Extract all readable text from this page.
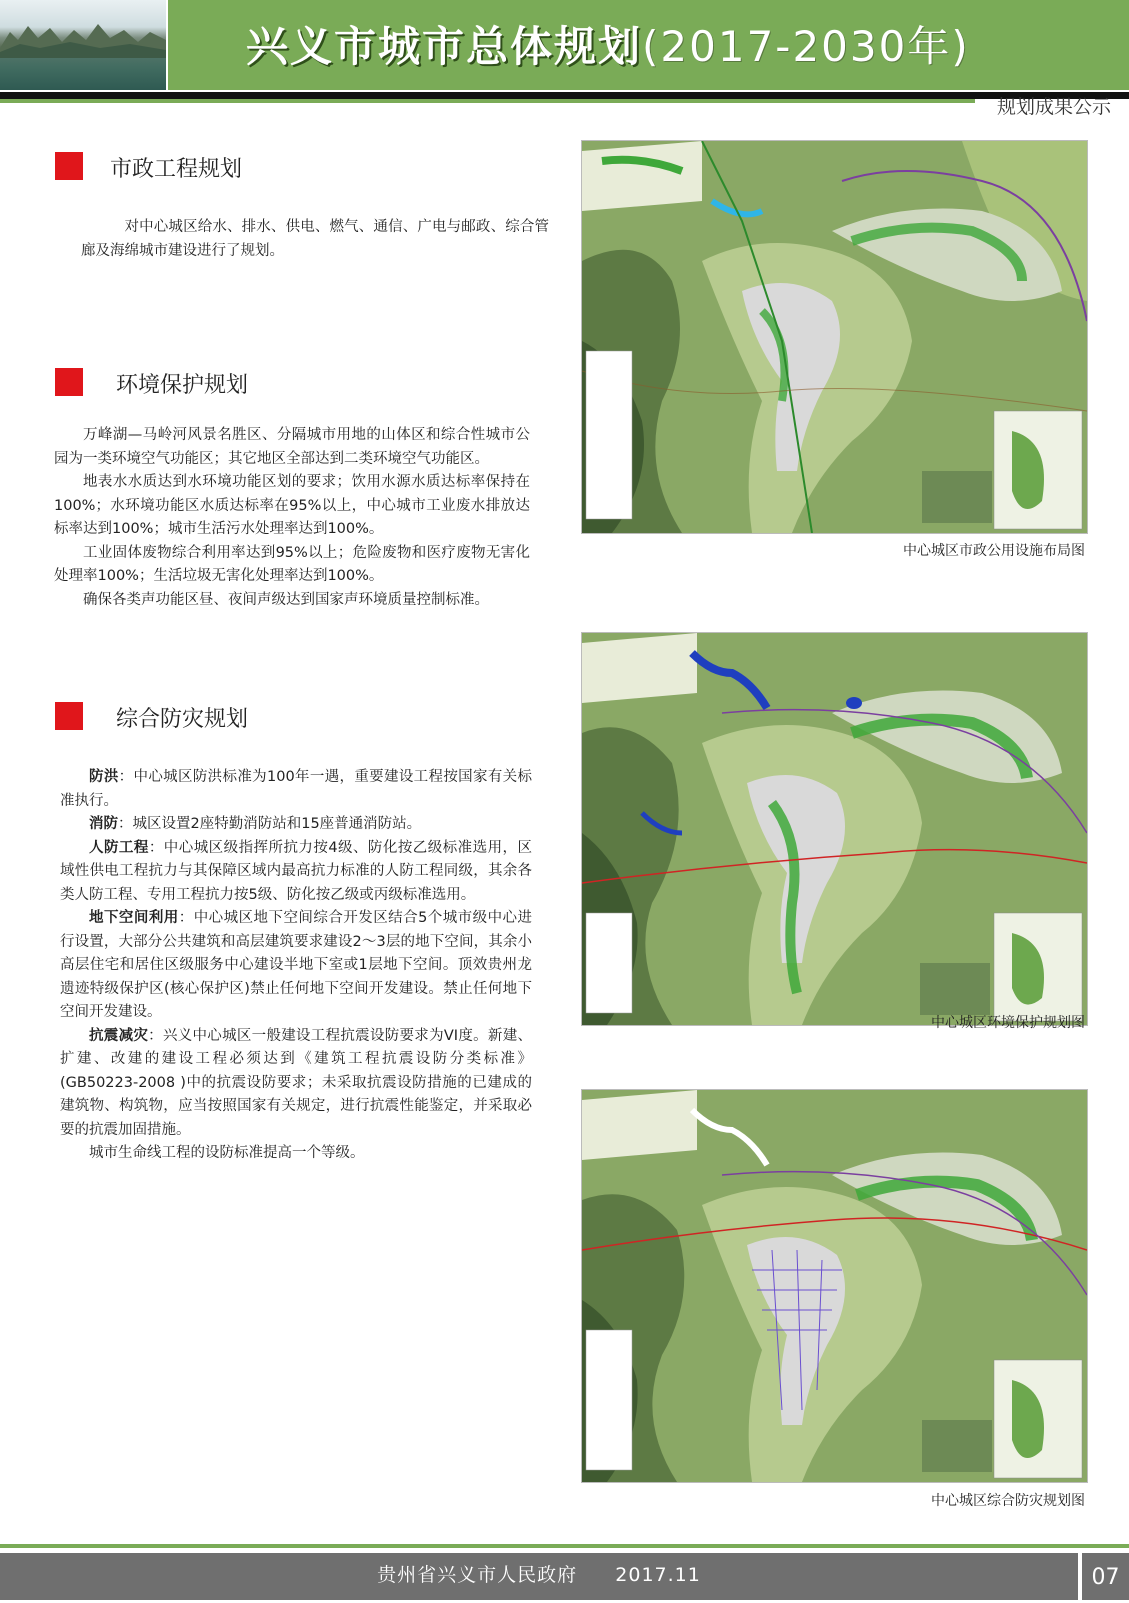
兴义市城市总体规划(2017-2030年)
规划成果公示
市政工程规划

对中心城区给水、排水、供电、燃气、通信、广电与邮政、综合管廊及海绵城市建设进行了规划。

环境保护规划

万峰湖—马岭河风景名胜区、分隔城市用地的山体区和综合性城市公园为一类环境空气功能区；其它地区全部达到二类环境空气功能区。

地表水水质达到水环境功能区划的要求；饮用水源水质达标率保持在100%；水环境功能区水质达标率在95%以上，中心城市工业废水排放达标率达到100%；城市生活污水处理率达到100%。

工业固体废物综合利用率达到95%以上；危险废物和医疗废物无害化处理率100%；生活垃圾无害化处理率达到100%。

确保各类声功能区昼、夜间声级达到国家声环境质量控制标准。

综合防灾规划

防洪：中心城区防洪标准为100年一遇，重要建设工程按国家有关标准执行。

消防：城区设置2座特勤消防站和15座普通消防站。

人防工程：中心城区级指挥所抗力按4级、防化按乙级标准选用，区域性供电工程抗力与其保障区域内最高抗力标准的人防工程同级，其余各类人防工程、专用工程抗力按5级、防化按乙级或丙级标准选用。

地下空间利用：中心城区地下空间综合开发区结合5个城市级中心进行设置，大部分公共建筑和高层建筑要求建设2～3层的地下空间，其余小高层住宅和居住区级服务中心建设半地下室或1层地下空间。顶效贵州龙遗迹特级保护区(核心保护区)禁止任何地下空间开发建设。禁止任何地下空间开发建设。

抗震减灾：兴义中心城区一般建设工程抗震设防要求为VI度。新建、扩建、改建的建设工程必须达到《建筑工程抗震设防分类标准》(GB50223-2008 )中的抗震设防要求；未采取抗震设防措施的已建成的建筑物、构筑物，应当按照国家有关规定，进行抗震性能鉴定，并采取必要的抗震加固措施。

城市生命线工程的设防标准提高一个等级。

中心城区市政公用设施布局图
中心城区环境保护规划图
中心城区综合防灾规划图
贵州省兴义市人民政府 2017.11	07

::::::::::

## What is being asked
Reproduce each line word for word and drop the pictures.

## Exercise response
Extract all readable text from this page.
兴义市城市总体规划(2017-2030年)
规划成果公示
市政工程规划

对中心城区给水、排水、供电、燃气、通信、广电与邮政、综合管廊及海绵城市建设进行了规划。

环境保护规划

万峰湖—马岭河风景名胜区、分隔城市用地的山体区和综合性城市公园为一类环境空气功能区；其它地区全部达到二类环境空气功能区。

地表水水质达到水环境功能区划的要求；饮用水源水质达标率保持在100%；水环境功能区水质达标率在95%以上，中心城市工业废水排放达标率达到100%；城市生活污水处理率达到100%。

工业固体废物综合利用率达到95%以上；危险废物和医疗废物无害化处理率100%；生活垃圾无害化处理率达到100%。

确保各类声功能区昼、夜间声级达到国家声环境质量控制标准。

综合防灾规划

防洪：中心城区防洪标准为100年一遇，重要建设工程按国家有关标准执行。

消防：城区设置2座特勤消防站和15座普通消防站。

人防工程：中心城区级指挥所抗力按4级、防化按乙级标准选用，区域性供电工程抗力与其保障区域内最高抗力标准的人防工程同级，其余各类人防工程、专用工程抗力按5级、防化按乙级或丙级标准选用。

地下空间利用：中心城区地下空间综合开发区结合5个城市级中心进行设置，大部分公共建筑和高层建筑要求建设2～3层的地下空间，其余小高层住宅和居住区级服务中心建设半地下室或1层地下空间。顶效贵州龙遗迹特级保护区(核心保护区)禁止任何地下空间开发建设。禁止任何地下空间开发建设。

抗震减灾：兴义中心城区一般建设工程抗震设防要求为VI度。新建、扩建、改建的建设工程必须达到《建筑工程抗震设防分类标准》(GB50223-2008 )中的抗震设防要求；未采取抗震设防措施的已建成的建筑物、构筑物，应当按照国家有关规定，进行抗震性能鉴定，并采取必要的抗震加固措施。

城市生命线工程的设防标准提高一个等级。

中心城区市政公用设施布局图
中心城区环境保护规划图
中心城区综合防灾规划图
贵州省兴义市人民政府 2017.11	07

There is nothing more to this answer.